### Working data
- - - - - - -

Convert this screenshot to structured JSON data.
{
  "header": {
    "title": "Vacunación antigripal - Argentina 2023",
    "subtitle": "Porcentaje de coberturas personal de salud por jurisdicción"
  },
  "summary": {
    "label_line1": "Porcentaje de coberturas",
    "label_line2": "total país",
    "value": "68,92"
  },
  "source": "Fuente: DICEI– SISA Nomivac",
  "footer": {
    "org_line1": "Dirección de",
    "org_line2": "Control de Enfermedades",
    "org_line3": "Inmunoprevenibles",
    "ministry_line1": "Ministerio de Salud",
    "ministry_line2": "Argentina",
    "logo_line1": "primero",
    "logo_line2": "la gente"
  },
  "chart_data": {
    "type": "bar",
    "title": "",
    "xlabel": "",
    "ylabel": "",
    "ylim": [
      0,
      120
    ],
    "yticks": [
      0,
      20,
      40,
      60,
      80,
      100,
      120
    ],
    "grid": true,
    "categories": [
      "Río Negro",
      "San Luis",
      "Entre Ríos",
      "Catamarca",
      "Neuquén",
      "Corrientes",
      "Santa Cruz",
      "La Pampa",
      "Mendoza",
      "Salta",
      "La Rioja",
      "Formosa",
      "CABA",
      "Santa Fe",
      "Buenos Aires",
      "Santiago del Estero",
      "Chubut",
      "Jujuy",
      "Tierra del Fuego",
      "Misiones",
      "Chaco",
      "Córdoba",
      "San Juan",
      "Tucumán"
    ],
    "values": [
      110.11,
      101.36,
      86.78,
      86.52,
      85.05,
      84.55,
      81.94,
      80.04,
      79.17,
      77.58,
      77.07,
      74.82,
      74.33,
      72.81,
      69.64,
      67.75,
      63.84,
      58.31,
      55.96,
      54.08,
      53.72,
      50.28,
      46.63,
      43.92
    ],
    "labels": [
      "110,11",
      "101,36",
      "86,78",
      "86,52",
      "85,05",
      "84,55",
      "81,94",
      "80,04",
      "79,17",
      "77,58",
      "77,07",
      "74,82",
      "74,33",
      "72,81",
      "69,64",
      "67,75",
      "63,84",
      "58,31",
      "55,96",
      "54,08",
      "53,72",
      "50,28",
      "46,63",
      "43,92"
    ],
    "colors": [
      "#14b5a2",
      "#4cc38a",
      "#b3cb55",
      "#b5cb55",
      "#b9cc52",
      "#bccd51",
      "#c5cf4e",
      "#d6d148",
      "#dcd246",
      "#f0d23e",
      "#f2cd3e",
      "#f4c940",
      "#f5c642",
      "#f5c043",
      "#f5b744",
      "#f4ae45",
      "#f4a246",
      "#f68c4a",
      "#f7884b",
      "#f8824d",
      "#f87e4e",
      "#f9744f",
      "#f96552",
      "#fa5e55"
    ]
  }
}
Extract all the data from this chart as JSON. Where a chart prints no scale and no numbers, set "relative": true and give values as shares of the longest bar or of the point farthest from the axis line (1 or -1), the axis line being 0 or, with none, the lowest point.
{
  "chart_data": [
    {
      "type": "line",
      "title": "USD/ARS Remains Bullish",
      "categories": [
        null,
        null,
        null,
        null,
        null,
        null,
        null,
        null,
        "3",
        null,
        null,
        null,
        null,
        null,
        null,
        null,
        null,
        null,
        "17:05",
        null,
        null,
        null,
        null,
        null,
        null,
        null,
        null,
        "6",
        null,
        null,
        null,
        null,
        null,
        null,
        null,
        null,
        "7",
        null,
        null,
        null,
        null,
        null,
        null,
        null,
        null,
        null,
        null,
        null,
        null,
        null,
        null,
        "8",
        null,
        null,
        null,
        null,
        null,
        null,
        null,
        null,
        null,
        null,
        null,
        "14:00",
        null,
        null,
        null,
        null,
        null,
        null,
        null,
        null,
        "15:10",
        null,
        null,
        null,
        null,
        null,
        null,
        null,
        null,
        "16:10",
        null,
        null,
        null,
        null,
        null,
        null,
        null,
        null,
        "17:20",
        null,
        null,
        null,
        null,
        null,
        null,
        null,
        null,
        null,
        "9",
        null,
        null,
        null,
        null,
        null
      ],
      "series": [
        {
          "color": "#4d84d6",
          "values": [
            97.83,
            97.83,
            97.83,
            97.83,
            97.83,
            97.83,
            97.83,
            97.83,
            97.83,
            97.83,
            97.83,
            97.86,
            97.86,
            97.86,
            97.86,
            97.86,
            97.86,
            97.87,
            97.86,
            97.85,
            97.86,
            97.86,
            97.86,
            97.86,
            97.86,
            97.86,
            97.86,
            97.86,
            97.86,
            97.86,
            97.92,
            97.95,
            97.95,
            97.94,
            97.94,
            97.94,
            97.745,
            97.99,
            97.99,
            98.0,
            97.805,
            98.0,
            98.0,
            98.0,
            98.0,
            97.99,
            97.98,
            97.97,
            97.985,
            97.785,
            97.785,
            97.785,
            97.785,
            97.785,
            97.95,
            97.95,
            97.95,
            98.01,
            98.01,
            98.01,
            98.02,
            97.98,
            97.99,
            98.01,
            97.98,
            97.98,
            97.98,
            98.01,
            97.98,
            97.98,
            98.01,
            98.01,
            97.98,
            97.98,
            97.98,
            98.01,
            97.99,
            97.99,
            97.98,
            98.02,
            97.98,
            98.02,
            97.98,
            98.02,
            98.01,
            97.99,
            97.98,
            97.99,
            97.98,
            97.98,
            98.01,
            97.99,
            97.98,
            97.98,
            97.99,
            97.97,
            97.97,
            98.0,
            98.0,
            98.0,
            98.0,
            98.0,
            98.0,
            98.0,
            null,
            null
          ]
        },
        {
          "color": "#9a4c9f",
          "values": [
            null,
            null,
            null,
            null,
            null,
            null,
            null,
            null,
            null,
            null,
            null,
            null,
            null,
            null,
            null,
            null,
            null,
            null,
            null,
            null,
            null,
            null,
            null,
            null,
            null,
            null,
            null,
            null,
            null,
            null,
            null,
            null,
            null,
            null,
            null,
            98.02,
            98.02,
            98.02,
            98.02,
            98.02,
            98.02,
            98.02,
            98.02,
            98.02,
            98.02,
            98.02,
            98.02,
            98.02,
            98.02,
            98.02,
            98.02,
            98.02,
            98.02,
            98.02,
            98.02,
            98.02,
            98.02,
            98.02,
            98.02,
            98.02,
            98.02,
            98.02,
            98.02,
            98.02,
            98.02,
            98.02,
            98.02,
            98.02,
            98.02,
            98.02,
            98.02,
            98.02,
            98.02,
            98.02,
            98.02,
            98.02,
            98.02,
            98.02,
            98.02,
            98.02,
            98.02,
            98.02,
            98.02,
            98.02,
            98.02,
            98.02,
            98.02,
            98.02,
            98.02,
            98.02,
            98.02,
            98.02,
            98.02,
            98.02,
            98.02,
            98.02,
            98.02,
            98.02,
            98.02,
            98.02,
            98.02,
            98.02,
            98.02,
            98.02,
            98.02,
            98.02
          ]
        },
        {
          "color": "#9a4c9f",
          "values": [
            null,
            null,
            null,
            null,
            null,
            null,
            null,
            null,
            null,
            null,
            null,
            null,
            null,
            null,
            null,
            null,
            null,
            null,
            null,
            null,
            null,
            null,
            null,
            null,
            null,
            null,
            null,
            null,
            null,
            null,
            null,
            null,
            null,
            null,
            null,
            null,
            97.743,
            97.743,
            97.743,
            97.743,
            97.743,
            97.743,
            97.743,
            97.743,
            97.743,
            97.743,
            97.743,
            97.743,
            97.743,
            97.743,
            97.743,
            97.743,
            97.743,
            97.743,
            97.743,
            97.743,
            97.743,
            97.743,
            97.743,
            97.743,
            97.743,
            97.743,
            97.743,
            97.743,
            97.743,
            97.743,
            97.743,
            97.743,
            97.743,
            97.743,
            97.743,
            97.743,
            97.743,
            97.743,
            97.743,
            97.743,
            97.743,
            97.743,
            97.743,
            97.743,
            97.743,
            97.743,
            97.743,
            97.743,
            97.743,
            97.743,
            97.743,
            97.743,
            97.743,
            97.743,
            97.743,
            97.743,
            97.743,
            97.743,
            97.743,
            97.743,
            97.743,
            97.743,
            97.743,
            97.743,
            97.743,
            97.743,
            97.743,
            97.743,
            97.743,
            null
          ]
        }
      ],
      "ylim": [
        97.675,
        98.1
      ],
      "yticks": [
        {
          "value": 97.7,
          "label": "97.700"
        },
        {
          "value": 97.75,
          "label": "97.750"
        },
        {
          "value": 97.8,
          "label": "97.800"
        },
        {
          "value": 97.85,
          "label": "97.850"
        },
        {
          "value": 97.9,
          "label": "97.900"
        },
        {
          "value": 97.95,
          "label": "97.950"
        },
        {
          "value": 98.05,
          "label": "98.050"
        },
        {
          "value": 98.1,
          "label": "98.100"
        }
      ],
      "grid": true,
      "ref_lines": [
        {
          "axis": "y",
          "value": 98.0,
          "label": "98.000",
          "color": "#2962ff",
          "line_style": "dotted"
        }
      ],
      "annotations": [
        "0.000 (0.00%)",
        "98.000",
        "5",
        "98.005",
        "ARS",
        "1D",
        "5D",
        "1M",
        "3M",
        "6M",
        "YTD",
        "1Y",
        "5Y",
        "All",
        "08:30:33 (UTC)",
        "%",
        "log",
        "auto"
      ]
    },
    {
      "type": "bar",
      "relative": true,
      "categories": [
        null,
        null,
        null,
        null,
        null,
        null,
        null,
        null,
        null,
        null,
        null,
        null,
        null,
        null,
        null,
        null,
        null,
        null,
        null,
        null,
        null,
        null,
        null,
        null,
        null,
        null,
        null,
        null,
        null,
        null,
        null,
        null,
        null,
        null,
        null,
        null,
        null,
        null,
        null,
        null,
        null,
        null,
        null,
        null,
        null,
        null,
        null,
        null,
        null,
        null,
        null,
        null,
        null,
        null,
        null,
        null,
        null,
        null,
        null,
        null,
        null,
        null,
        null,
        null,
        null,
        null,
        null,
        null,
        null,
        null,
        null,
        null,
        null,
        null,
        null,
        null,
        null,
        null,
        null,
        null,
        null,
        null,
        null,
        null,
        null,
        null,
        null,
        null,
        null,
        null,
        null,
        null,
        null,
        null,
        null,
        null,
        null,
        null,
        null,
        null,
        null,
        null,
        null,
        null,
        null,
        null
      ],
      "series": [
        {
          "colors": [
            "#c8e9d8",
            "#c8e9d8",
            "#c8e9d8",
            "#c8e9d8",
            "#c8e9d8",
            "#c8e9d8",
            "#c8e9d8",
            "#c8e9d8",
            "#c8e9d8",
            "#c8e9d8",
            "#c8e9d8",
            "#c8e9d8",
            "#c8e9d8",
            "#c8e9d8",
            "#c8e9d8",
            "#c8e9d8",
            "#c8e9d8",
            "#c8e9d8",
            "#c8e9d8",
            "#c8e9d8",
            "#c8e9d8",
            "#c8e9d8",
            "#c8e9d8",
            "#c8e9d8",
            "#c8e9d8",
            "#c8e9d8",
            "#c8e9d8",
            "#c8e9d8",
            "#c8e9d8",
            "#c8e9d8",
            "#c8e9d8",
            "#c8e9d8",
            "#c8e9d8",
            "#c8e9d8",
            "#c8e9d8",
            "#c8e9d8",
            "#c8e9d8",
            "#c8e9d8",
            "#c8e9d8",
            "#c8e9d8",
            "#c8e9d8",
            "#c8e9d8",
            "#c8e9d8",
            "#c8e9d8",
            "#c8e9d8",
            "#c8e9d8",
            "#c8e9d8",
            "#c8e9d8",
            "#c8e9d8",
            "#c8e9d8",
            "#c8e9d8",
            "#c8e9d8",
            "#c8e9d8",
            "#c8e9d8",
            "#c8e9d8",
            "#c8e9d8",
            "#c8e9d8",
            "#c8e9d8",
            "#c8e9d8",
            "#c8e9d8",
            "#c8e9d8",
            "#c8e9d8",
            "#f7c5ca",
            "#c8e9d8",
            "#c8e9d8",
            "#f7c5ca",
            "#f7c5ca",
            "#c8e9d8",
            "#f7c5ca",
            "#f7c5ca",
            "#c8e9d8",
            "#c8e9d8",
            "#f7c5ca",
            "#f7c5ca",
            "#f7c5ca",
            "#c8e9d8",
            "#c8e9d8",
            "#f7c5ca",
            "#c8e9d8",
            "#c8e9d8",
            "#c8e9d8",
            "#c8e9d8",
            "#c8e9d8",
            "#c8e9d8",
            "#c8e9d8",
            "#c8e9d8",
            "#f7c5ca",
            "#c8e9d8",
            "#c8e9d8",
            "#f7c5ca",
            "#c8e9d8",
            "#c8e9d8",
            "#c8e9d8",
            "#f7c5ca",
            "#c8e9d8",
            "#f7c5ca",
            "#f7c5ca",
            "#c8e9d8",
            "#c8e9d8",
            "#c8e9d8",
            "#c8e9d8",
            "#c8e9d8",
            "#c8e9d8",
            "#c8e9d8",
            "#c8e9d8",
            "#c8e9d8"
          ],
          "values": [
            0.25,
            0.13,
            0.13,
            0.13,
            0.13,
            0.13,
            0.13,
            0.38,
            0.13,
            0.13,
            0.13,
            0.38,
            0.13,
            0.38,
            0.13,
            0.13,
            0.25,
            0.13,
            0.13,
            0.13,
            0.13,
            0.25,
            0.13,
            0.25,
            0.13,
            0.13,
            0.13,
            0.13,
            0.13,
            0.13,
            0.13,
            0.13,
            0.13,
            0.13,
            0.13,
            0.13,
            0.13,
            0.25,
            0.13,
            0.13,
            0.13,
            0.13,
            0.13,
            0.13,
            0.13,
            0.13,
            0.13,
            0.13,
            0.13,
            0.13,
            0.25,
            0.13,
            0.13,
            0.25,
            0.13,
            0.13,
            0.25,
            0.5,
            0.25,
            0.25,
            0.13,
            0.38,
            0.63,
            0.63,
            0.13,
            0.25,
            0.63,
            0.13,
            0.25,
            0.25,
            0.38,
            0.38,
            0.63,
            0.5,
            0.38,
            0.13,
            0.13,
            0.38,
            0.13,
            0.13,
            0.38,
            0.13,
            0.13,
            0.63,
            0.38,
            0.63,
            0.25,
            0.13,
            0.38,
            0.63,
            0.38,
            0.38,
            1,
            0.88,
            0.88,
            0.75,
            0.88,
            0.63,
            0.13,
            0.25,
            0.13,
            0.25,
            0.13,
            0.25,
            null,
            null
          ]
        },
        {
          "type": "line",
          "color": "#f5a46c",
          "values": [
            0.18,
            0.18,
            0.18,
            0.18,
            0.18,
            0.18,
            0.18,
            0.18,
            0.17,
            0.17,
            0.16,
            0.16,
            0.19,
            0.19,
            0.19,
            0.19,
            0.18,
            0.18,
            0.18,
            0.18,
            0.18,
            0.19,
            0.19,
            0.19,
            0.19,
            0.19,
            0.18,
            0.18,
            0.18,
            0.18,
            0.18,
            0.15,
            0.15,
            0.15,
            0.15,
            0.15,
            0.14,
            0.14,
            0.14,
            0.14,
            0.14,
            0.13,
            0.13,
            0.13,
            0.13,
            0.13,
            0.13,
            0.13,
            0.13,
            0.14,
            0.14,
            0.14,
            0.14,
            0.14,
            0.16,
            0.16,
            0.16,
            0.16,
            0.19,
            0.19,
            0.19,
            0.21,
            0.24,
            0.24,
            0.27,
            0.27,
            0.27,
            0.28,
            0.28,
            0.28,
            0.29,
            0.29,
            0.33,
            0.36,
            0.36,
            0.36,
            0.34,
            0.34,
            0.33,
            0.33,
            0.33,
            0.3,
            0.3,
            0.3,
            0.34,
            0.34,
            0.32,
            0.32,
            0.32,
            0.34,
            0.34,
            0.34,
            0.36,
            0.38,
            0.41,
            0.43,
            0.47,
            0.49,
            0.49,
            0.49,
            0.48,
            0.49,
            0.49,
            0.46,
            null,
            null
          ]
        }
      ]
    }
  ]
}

- - - - - - -

### Request
Search the records above for the string "axis". Copy every line that contains it.

### Right answer
Extract all the data from this chart as JSON. Where a chart prints no scale and no numbers, set "relative": true and give values as shares of the longest bar or of the point farthest from the axis line (1 or -1), the axis line being 0 or, with none, the lowest point.
          "axis": "y",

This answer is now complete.